begin SUPPLIED RECORDS

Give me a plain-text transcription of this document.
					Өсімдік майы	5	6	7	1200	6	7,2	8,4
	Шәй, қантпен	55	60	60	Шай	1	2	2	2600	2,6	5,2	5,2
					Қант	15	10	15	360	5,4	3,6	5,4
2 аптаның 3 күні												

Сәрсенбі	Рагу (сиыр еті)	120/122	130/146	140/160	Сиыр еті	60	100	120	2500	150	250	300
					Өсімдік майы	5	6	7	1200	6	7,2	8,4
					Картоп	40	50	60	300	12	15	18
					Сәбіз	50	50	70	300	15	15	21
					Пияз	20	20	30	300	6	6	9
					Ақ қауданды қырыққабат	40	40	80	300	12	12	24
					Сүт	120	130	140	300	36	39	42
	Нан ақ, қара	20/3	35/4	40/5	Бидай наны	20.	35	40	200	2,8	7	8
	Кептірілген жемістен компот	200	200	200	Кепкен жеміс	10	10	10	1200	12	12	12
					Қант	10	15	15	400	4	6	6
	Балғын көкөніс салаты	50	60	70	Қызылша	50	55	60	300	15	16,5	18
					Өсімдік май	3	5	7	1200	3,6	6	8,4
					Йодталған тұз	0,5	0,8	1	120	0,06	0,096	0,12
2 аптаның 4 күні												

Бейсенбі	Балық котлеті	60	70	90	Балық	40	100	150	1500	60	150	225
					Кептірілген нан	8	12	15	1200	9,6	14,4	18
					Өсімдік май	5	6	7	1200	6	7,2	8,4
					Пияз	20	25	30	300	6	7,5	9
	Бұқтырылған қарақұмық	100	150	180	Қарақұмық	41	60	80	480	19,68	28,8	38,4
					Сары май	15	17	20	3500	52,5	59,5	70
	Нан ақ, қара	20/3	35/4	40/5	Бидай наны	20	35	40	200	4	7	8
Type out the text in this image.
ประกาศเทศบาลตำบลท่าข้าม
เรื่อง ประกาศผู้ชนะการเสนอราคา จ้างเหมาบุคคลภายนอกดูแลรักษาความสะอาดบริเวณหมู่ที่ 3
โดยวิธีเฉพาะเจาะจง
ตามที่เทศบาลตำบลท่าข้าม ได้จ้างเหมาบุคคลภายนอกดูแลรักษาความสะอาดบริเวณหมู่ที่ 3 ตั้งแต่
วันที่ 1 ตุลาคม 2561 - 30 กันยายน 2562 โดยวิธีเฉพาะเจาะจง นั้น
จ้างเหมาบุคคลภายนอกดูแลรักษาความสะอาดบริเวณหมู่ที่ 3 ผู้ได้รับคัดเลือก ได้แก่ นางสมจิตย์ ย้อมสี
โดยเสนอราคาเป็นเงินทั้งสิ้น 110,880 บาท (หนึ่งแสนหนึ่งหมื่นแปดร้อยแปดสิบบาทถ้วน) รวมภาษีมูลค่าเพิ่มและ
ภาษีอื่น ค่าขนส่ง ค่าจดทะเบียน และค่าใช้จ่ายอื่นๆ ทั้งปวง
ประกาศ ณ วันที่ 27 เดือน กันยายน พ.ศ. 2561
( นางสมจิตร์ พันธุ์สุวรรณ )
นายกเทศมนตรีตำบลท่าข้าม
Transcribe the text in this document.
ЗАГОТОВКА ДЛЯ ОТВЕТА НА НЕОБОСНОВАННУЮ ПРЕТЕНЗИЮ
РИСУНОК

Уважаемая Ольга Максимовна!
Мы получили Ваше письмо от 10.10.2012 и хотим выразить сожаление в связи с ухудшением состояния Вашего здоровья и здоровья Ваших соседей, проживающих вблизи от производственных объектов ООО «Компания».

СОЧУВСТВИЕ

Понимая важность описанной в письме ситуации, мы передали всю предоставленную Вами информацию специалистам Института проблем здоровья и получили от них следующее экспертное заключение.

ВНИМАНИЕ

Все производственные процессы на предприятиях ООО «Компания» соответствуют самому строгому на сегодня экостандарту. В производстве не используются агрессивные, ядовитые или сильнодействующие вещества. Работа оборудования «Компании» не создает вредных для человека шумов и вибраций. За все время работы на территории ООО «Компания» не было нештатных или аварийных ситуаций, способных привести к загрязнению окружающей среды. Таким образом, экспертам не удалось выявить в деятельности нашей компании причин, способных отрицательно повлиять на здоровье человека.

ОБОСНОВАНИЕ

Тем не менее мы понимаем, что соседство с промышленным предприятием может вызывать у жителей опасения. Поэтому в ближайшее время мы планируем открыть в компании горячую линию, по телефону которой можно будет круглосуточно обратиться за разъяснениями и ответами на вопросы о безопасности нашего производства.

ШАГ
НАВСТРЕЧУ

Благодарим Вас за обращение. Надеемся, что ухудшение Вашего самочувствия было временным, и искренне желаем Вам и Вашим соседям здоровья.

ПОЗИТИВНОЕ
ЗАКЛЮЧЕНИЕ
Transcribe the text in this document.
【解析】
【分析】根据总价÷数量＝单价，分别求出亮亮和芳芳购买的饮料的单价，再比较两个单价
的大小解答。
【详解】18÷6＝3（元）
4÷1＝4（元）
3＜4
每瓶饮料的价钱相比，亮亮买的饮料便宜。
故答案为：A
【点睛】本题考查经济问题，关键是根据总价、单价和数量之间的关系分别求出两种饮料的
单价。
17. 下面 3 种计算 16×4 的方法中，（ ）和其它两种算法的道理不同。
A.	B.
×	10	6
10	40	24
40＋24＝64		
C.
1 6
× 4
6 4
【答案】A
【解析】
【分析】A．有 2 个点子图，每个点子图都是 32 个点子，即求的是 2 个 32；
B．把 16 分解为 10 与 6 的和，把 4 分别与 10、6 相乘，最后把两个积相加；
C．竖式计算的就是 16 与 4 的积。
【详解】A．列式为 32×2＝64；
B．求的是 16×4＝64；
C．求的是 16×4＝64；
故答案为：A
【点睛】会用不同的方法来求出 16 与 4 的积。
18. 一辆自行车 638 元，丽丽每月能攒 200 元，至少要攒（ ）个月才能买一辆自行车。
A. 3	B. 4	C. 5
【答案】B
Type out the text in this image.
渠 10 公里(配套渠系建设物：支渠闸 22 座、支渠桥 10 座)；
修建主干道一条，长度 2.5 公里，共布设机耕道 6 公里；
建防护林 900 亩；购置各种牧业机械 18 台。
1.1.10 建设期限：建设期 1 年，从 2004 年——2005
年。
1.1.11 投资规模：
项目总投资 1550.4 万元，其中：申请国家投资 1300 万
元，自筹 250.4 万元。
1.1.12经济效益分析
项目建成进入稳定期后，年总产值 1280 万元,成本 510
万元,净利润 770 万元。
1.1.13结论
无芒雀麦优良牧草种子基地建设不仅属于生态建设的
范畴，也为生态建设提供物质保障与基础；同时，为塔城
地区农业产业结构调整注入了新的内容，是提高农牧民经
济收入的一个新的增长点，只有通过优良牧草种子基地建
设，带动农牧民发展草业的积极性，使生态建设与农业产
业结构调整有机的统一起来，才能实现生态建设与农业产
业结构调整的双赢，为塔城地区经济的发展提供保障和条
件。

end SUPPLIED RECORDS

Quote every line of the data, word for word.

COMPLETED TASK ->
Give me a plain-text transcription of this document.
					Өсімдік майы	5	6	7	1200	6	7,2	8,4
	Шәй, қантпен	55	60	60	Шай	1	2	2	2600	2,6	5,2	5,2
					Қант	15	10	15	360	5,4	3,6	5,4
2 аптаның 3 күні												

Сәрсенбі	Рагу (сиыр еті)	120/122	130/146	140/160	Сиыр еті	60	100	120	2500	150	250	300
					Өсімдік майы	5	6	7	1200	6	7,2	8,4
					Картоп	40	50	60	300	12	15	18
					Сәбіз	50	50	70	300	15	15	21
					Пияз	20	20	30	300	6	6	9
					Ақ қауданды қырыққабат	40	40	80	300	12	12	24
					Сүт	120	130	140	300	36	39	42
	Нан ақ, қара	20/3	35/4	40/5	Бидай наны	20.	35	40	200	2,8	7	8
	Кептірілген жемістен компот	200	200	200	Кепкен жеміс	10	10	10	1200	12	12	12
					Қант	10	15	15	400	4	6	6
	Балғын көкөніс салаты	50	60	70	Қызылша	50	55	60	300	15	16,5	18
					Өсімдік май	3	5	7	1200	3,6	6	8,4
					Йодталған тұз	0,5	0,8	1	120	0,06	0,096	0,12
2 аптаның 4 күні												

Бейсенбі	Балық котлеті	60	70	90	Балық	40	100	150	1500	60	150	225
					Кептірілген нан	8	12	15	1200	9,6	14,4	18
					Өсімдік май	5	6	7	1200	6	7,2	8,4
					Пияз	20	25	30	300	6	7,5	9
	Бұқтырылған қарақұмық	100	150	180	Қарақұмық	41	60	80	480	19,68	28,8	38,4
					Сары май	15	17	20	3500	52,5	59,5	70
	Нан ақ, қара	20/3	35/4	40/5	Бидай наны	20	35	40	200	4	7	8
Type out the text in this image.
ประกาศเทศบาลตำบลท่าข้าม
เรื่อง ประกาศผู้ชนะการเสนอราคา จ้างเหมาบุคคลภายนอกดูแลรักษาความสะอาดบริเวณหมู่ที่ 3
โดยวิธีเฉพาะเจาะจง
ตามที่เทศบาลตำบลท่าข้าม ได้จ้างเหมาบุคคลภายนอกดูแลรักษาความสะอาดบริเวณหมู่ที่ 3 ตั้งแต่
วันที่ 1 ตุลาคม 2561 - 30 กันยายน 2562 โดยวิธีเฉพาะเจาะจง นั้น
จ้างเหมาบุคคลภายนอกดูแลรักษาความสะอาดบริเวณหมู่ที่ 3 ผู้ได้รับคัดเลือก ได้แก่ นางสมจิตย์ ย้อมสี
โดยเสนอราคาเป็นเงินทั้งสิ้น 110,880 บาท (หนึ่งแสนหนึ่งหมื่นแปดร้อยแปดสิบบาทถ้วน) รวมภาษีมูลค่าเพิ่มและ
ภาษีอื่น ค่าขนส่ง ค่าจดทะเบียน และค่าใช้จ่ายอื่นๆ ทั้งปวง
ประกาศ ณ วันที่ 27 เดือน กันยายน พ.ศ. 2561
( นางสมจิตร์ พันธุ์สุวรรณ )
นายกเทศมนตรีตำบลท่าข้าม
Transcribe the text in this document.
ЗАГОТОВКА ДЛЯ ОТВЕТА НА НЕОБОСНОВАННУЮ ПРЕТЕНЗИЮ
РИСУНОК

Уважаемая Ольга Максимовна!
Мы получили Ваше письмо от 10.10.2012 и хотим выразить сожаление в связи с ухудшением состояния Вашего здоровья и здоровья Ваших соседей, проживающих вблизи от производственных объектов ООО «Компания».

СОЧУВСТВИЕ

Понимая важность описанной в письме ситуации, мы передали всю предоставленную Вами информацию специалистам Института проблем здоровья и получили от них следующее экспертное заключение.

ВНИМАНИЕ

Все производственные процессы на предприятиях ООО «Компания» соответствуют самому строгому на сегодня экостандарту. В производстве не используются агрессивные, ядовитые или сильнодействующие вещества. Работа оборудования «Компании» не создает вредных для человека шумов и вибраций. За все время работы на территории ООО «Компания» не было нештатных или аварийных ситуаций, способных привести к загрязнению окружающей среды. Таким образом, экспертам не удалось выявить в деятельности нашей компании причин, способных отрицательно повлиять на здоровье человека.

ОБОСНОВАНИЕ

Тем не менее мы понимаем, что соседство с промышленным предприятием может вызывать у жителей опасения. Поэтому в ближайшее время мы планируем открыть в компании горячую линию, по телефону которой можно будет круглосуточно обратиться за разъяснениями и ответами на вопросы о безопасности нашего производства.

ШАГ
НАВСТРЕЧУ

Благодарим Вас за обращение. Надеемся, что ухудшение Вашего самочувствия было временным, и искренне желаем Вам и Вашим соседям здоровья.

ПОЗИТИВНОЕ
ЗАКЛЮЧЕНИЕ
Transcribe the text in this document.
【解析】
【分析】根据总价÷数量＝单价，分别求出亮亮和芳芳购买的饮料的单价，再比较两个单价
的大小解答。
【详解】18÷6＝3（元）
4÷1＝4（元）
3＜4
每瓶饮料的价钱相比，亮亮买的饮料便宜。
故答案为：A
【点睛】本题考查经济问题，关键是根据总价、单价和数量之间的关系分别求出两种饮料的
单价。
17. 下面 3 种计算 16×4 的方法中，（ ）和其它两种算法的道理不同。
A.	B.
×	10	6
10	40	24
40＋24＝64		
C.
1 6
× 4
6 4
【答案】A
【解析】
【分析】A．有 2 个点子图，每个点子图都是 32 个点子，即求的是 2 个 32；
B．把 16 分解为 10 与 6 的和，把 4 分别与 10、6 相乘，最后把两个积相加；
C．竖式计算的就是 16 与 4 的积。
【详解】A．列式为 32×2＝64；
B．求的是 16×4＝64；
C．求的是 16×4＝64；
故答案为：A
【点睛】会用不同的方法来求出 16 与 4 的积。
18. 一辆自行车 638 元，丽丽每月能攒 200 元，至少要攒（ ）个月才能买一辆自行车。
A. 3	B. 4	C. 5
【答案】B
Type out the text in this image.
渠 10 公里(配套渠系建设物：支渠闸 22 座、支渠桥 10 座)；
修建主干道一条，长度 2.5 公里，共布设机耕道 6 公里；
建防护林 900 亩；购置各种牧业机械 18 台。
1.1.10 建设期限：建设期 1 年，从 2004 年——2005
年。
1.1.11 投资规模：
项目总投资 1550.4 万元，其中：申请国家投资 1300 万
元，自筹 250.4 万元。
1.1.12经济效益分析
项目建成进入稳定期后，年总产值 1280 万元,成本 510
万元,净利润 770 万元。
1.1.13结论
无芒雀麦优良牧草种子基地建设不仅属于生态建设的
范畴，也为生态建设提供物质保障与基础；同时，为塔城
地区农业产业结构调整注入了新的内容，是提高农牧民经
济收入的一个新的增长点，只有通过优良牧草种子基地建
设，带动农牧民发展草业的积极性，使生态建设与农业产
业结构调整有机的统一起来，才能实现生态建设与农业产
业结构调整的双赢，为塔城地区经济的发展提供保障和条
件。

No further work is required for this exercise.